INSTRUCTIONS FOR THE TASK: Reproduce the commentary on the podcast debate about boomers below, word for word and in full.

Because it’s an interview-driven rather than a host-driven podcast, I only listen to Ezra Klein’s podcast when the topic interests me. This week’s episode, “Did the Boomers Ruin America? A Debate.” was such an occasion.
The subhed, “The conservative writer Helen Andrews and the liberal journalist Jill Filipovic discuss why millennials are so mad at their parents’ generation,” accurately describes the content and, alas, the pitfall of the debate. Both have published recent books on the subject. Andrews’ Boomers, The Men and Women Who Promised Freedom and Delivered Disaster was published in January and Filipovic’s OK, Boomer, Let’s Talk How My Generation Got Left Behind came out last August. But Andrews does poorly in the debate because she’s too blinded by ideology. And, ultimately, Klein does a better job of advancing the conversation than she does.

RECORDS:
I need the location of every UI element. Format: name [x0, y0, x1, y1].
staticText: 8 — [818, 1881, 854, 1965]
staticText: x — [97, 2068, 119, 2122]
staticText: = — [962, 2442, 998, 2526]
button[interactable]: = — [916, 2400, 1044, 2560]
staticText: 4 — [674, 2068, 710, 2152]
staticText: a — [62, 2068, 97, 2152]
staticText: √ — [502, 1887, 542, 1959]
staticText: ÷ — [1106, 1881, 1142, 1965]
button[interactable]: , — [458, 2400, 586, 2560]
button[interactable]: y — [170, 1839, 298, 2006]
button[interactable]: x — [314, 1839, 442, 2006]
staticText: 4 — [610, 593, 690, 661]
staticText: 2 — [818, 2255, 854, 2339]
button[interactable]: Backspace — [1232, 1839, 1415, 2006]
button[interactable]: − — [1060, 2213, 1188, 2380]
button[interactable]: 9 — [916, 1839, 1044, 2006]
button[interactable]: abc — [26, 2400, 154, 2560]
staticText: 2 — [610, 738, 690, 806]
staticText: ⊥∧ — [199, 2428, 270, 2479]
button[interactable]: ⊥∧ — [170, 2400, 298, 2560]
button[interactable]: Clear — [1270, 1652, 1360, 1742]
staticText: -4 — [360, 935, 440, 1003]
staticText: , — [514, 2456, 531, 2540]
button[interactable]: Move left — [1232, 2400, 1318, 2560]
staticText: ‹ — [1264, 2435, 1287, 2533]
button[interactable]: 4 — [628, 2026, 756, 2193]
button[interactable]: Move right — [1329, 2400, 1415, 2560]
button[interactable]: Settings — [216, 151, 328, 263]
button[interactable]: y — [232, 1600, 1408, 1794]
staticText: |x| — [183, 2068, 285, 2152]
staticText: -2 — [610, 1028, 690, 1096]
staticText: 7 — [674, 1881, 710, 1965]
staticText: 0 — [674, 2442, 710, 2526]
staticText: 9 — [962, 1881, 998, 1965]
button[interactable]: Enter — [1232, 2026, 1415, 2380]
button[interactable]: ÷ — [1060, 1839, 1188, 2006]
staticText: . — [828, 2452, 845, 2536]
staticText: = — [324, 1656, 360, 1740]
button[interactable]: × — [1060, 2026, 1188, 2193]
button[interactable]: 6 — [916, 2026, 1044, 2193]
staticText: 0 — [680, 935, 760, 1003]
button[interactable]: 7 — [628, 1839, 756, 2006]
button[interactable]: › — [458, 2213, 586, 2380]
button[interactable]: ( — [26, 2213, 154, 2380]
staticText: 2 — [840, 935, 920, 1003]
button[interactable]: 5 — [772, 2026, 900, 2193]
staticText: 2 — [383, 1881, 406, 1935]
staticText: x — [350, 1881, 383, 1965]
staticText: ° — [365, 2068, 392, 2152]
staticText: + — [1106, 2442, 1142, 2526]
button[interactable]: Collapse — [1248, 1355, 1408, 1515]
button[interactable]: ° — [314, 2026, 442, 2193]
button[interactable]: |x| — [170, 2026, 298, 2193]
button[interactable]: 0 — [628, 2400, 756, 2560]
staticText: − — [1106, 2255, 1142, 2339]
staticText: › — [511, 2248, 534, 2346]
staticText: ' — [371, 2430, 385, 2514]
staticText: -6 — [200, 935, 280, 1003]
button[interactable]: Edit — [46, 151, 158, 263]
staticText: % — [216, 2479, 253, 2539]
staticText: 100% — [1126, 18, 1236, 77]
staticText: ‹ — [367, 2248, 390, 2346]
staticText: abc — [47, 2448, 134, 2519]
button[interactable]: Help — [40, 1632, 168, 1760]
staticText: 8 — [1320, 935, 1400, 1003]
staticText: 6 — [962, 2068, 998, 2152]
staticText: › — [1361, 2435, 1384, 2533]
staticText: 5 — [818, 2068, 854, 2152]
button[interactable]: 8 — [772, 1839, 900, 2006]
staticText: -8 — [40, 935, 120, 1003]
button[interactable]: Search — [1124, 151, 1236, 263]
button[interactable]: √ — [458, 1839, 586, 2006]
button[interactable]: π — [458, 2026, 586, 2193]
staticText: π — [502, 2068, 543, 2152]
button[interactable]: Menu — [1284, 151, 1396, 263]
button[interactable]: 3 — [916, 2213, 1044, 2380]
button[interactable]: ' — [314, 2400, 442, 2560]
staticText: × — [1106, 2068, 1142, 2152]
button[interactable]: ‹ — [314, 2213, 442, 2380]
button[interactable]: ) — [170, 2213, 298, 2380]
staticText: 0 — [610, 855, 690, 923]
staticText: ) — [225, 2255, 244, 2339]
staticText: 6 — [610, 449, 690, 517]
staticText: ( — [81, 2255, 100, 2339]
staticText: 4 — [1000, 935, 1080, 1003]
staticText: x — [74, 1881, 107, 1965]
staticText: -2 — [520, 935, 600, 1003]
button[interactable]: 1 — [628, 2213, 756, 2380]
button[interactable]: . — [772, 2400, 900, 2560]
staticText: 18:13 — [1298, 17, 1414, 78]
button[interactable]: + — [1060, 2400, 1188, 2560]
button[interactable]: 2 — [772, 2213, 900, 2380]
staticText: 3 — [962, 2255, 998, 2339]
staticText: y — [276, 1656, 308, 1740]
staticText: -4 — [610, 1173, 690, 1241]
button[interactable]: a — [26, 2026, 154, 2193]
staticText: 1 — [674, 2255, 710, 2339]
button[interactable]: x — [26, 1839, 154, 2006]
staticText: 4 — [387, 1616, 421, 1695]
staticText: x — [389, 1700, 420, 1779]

THE COMPLETED TASK:
Because it’s an interview-driven rather than a host-driven podcast, I only listen to Ezra Klein’s podcast when the topic interests me. This week’s episode, “Did the Boomers Ruin America? A Debate.” was such an occasion.
The subhed, “The conservative writer Helen Andrews and the liberal journalist Jill Filipovic discuss why millennials are so mad at their parents’ generation,” accurately describes the content and, alas, the pitfall of the debate. Both have published recent books on the subject. Andrews’ Boomers, The Men and Women Who Promised Freedom and Delivered Disaster was published in January and Filipovic’s OK, Boomer, Let’s Talk How My Generation Got Left Behind came out last August. But Andrews does poorly in the debate because she’s too blinded by ideology. And, ultimately, Klein does a better job of advancing the conversation than she does.